**Set task**
Retype, without changes, every line from the line that contains "Convert this screenshot" through the final line of the records. Exclude pictures.

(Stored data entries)
──────────

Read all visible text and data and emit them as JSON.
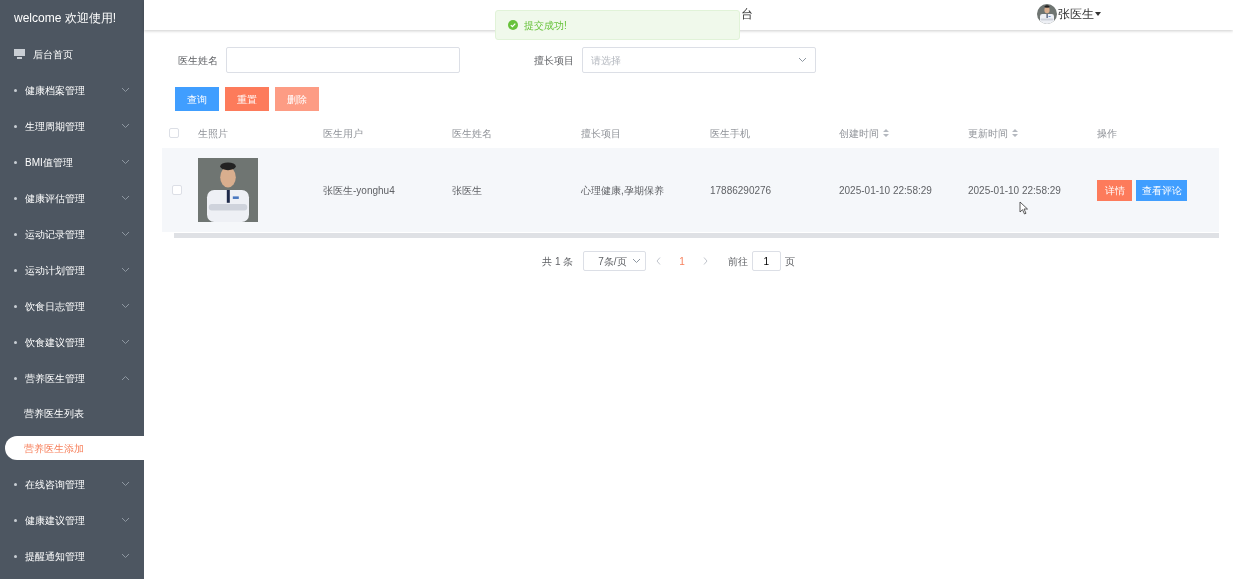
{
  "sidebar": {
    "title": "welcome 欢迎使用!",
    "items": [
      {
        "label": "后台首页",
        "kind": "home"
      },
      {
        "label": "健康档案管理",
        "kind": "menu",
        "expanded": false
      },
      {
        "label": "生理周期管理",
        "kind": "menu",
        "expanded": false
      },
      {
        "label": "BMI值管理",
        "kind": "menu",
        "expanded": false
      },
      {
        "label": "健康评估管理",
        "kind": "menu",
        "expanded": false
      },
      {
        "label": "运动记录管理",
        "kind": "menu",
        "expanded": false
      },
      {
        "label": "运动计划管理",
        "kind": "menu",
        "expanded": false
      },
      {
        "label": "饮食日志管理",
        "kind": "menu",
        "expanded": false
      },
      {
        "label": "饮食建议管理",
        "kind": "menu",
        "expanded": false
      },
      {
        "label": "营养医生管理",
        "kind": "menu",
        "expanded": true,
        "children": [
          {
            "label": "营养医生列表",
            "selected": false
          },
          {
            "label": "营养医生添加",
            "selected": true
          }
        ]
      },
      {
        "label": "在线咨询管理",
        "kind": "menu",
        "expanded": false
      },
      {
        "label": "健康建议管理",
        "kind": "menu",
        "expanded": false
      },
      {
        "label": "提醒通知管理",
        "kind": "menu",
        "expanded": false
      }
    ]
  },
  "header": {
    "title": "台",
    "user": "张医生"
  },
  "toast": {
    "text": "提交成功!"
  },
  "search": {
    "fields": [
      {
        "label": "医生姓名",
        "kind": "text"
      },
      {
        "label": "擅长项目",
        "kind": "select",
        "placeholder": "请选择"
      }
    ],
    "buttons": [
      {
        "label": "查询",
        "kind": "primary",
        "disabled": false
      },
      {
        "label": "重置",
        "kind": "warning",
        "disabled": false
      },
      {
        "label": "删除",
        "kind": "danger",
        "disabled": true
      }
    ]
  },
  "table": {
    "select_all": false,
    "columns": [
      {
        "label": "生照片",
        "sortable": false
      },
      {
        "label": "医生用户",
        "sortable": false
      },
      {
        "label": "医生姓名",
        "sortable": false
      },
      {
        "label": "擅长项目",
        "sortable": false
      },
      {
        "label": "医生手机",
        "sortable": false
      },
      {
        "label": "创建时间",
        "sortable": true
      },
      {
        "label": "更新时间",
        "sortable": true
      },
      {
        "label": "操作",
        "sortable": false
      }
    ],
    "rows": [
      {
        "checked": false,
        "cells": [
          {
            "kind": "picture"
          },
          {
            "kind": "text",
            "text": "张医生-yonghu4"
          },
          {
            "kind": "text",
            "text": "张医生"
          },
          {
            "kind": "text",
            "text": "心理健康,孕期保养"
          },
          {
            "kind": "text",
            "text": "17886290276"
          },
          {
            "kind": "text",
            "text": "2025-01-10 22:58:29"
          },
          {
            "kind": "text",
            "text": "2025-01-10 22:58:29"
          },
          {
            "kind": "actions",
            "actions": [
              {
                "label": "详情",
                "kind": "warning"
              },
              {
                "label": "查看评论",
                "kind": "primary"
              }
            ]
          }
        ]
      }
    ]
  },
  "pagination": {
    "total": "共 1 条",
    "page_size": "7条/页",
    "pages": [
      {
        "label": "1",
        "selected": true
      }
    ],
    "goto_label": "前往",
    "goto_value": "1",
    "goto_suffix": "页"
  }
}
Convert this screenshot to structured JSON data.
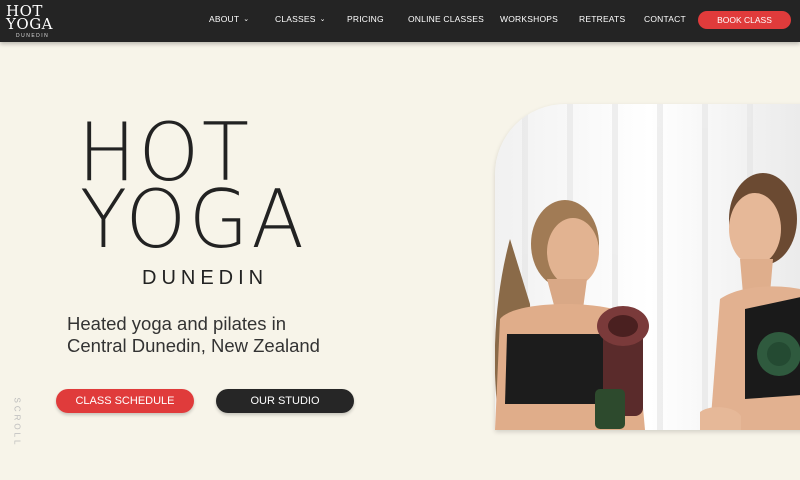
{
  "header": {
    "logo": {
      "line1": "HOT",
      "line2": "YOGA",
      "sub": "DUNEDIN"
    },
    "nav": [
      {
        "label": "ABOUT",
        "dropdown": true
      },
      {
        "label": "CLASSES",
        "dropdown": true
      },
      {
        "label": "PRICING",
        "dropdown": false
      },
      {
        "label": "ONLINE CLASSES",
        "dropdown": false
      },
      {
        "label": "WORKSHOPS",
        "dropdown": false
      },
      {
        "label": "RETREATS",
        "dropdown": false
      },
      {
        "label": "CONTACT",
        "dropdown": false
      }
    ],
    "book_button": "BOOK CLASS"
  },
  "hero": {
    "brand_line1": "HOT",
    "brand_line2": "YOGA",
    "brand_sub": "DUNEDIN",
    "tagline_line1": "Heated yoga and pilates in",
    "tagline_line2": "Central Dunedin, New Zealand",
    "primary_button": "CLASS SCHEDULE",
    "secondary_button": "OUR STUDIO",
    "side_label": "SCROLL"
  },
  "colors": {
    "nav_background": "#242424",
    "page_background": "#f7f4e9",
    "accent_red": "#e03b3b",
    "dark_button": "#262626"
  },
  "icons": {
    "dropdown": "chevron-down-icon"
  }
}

──────────

**Result below**
Convert this screenshot to structured JSON data.
{
  "header": {
    "logo": {
      "line1": "HOT",
      "line2": "YOGA",
      "sub": "DUNEDIN"
    },
    "nav": [
      {
        "label": "ABOUT",
        "dropdown": true
      },
      {
        "label": "CLASSES",
        "dropdown": true
      },
      {
        "label": "PRICING",
        "dropdown": false
      },
      {
        "label": "ONLINE CLASSES",
        "dropdown": false
      },
      {
        "label": "WORKSHOPS",
        "dropdown": false
      },
      {
        "label": "RETREATS",
        "dropdown": false
      },
      {
        "label": "CONTACT",
        "dropdown": false
      }
    ],
    "book_button": "BOOK CLASS"
  },
  "hero": {
    "brand_line1": "HOT",
    "brand_line2": "YOGA",
    "brand_sub": "DUNEDIN",
    "tagline_line1": "Heated yoga and pilates in",
    "tagline_line2": "Central Dunedin, New Zealand",
    "primary_button": "CLASS SCHEDULE",
    "secondary_button": "OUR STUDIO",
    "side_label": "SCROLL"
  },
  "colors": {
    "nav_background": "#242424",
    "page_background": "#f7f4e9",
    "accent_red": "#e03b3b",
    "dark_button": "#262626"
  },
  "icons": {
    "dropdown": "chevron-down-icon"
  }
}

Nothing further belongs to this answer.